═══ SUPPLIED MATERIAL
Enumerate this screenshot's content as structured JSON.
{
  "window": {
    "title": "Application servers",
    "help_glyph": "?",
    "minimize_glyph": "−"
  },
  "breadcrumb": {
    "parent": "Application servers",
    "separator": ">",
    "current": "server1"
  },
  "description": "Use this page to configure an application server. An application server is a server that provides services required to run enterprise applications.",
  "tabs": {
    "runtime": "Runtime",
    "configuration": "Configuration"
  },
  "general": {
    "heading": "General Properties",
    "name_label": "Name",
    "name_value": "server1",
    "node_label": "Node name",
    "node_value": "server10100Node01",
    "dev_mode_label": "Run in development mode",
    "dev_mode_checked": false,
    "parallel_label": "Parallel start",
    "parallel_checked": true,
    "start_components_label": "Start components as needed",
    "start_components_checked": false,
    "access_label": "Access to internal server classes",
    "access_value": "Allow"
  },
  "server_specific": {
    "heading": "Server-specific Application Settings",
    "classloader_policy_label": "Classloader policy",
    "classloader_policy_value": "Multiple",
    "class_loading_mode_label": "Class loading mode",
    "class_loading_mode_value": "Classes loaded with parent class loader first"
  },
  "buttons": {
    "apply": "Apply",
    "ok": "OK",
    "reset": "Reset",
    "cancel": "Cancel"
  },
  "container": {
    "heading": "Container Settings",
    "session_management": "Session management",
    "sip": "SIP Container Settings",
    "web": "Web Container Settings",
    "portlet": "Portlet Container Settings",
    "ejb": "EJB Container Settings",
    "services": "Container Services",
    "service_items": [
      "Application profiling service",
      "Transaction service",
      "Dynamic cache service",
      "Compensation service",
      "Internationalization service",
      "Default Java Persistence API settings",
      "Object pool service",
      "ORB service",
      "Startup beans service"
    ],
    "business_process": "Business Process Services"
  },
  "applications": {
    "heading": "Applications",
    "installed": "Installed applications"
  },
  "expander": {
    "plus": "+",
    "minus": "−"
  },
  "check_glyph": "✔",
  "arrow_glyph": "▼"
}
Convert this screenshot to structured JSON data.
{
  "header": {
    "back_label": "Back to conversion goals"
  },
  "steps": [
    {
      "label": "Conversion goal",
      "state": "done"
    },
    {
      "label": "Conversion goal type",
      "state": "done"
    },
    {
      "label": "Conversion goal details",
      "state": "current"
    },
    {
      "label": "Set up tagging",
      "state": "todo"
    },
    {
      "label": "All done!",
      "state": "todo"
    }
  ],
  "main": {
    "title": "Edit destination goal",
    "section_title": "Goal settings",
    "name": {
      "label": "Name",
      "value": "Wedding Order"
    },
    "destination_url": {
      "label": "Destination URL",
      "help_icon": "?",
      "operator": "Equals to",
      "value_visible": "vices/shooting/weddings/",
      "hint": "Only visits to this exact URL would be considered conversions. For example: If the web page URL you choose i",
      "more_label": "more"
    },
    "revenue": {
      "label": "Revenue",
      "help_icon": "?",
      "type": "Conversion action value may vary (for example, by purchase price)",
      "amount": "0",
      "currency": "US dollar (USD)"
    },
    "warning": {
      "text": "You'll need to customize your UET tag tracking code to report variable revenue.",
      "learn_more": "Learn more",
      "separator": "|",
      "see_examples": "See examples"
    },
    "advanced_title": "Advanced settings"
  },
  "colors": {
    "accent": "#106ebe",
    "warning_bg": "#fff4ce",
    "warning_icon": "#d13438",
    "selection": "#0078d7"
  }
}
══════
• WRITTEN REQUEST:
Pull out each record as written and restate it exactly.

• ANSWER TO THIS TASK:
Enumerate this screenshot's content as structured JSON.
{
  "window": {
    "title": "Application servers",
    "help_glyph": "?",
    "minimize_glyph": "−"
  },
  "breadcrumb": {
    "parent": "Application servers",
    "separator": ">",
    "current": "server1"
  },
  "description": "Use this page to configure an application server. An application server is a server that provides services required to run enterprise applications.",
  "tabs": {
    "runtime": "Runtime",
    "configuration": "Configuration"
  },
  "general": {
    "heading": "General Properties",
    "name_label": "Name",
    "name_value": "server1",
    "node_label": "Node name",
    "node_value": "server10100Node01",
    "dev_mode_label": "Run in development mode",
    "dev_mode_checked": false,
    "parallel_label": "Parallel start",
    "parallel_checked": true,
    "start_components_label": "Start components as needed",
    "start_components_checked": false,
    "access_label": "Access to internal server classes",
    "access_value": "Allow"
  },
  "server_specific": {
    "heading": "Server-specific Application Settings",
    "classloader_policy_label": "Classloader policy",
    "classloader_policy_value": "Multiple",
    "class_loading_mode_label": "Class loading mode",
    "class_loading_mode_value": "Classes loaded with parent class loader first"
  },
  "buttons": {
    "apply": "Apply",
    "ok": "OK",
    "reset": "Reset",
    "cancel": "Cancel"
  },
  "container": {
    "heading": "Container Settings",
    "session_management": "Session management",
    "sip": "SIP Container Settings",
    "web": "Web Container Settings",
    "portlet": "Portlet Container Settings",
    "ejb": "EJB Container Settings",
    "services": "Container Services",
    "service_items": [
      "Application profiling service",
      "Transaction service",
      "Dynamic cache service",
      "Compensation service",
      "Internationalization service",
      "Default Java Persistence API settings",
      "Object pool service",
      "ORB service",
      "Startup beans service"
    ],
    "business_process": "Business Process Services"
  },
  "applications": {
    "heading": "Applications",
    "installed": "Installed applications"
  },
  "expander": {
    "plus": "+",
    "minus": "−"
  },
  "check_glyph": "✔",
  "arrow_glyph": "▼"
}
Convert this screenshot to structured JSON data.
{
  "header": {
    "back_label": "Back to conversion goals"
  },
  "steps": [
    {
      "label": "Conversion goal",
      "state": "done"
    },
    {
      "label": "Conversion goal type",
      "state": "done"
    },
    {
      "label": "Conversion goal details",
      "state": "current"
    },
    {
      "label": "Set up tagging",
      "state": "todo"
    },
    {
      "label": "All done!",
      "state": "todo"
    }
  ],
  "main": {
    "title": "Edit destination goal",
    "section_title": "Goal settings",
    "name": {
      "label": "Name",
      "value": "Wedding Order"
    },
    "destination_url": {
      "label": "Destination URL",
      "help_icon": "?",
      "operator": "Equals to",
      "value_visible": "vices/shooting/weddings/",
      "hint": "Only visits to this exact URL would be considered conversions. For example: If the web page URL you choose i",
      "more_label": "more"
    },
    "revenue": {
      "label": "Revenue",
      "help_icon": "?",
      "type": "Conversion action value may vary (for example, by purchase price)",
      "amount": "0",
      "currency": "US dollar (USD)"
    },
    "warning": {
      "text": "You'll need to customize your UET tag tracking code to report variable revenue.",
      "learn_more": "Learn more",
      "separator": "|",
      "see_examples": "See examples"
    },
    "advanced_title": "Advanced settings"
  },
  "colors": {
    "accent": "#106ebe",
    "warning_bg": "#fff4ce",
    "warning_icon": "#d13438",
    "selection": "#0078d7"
  }
}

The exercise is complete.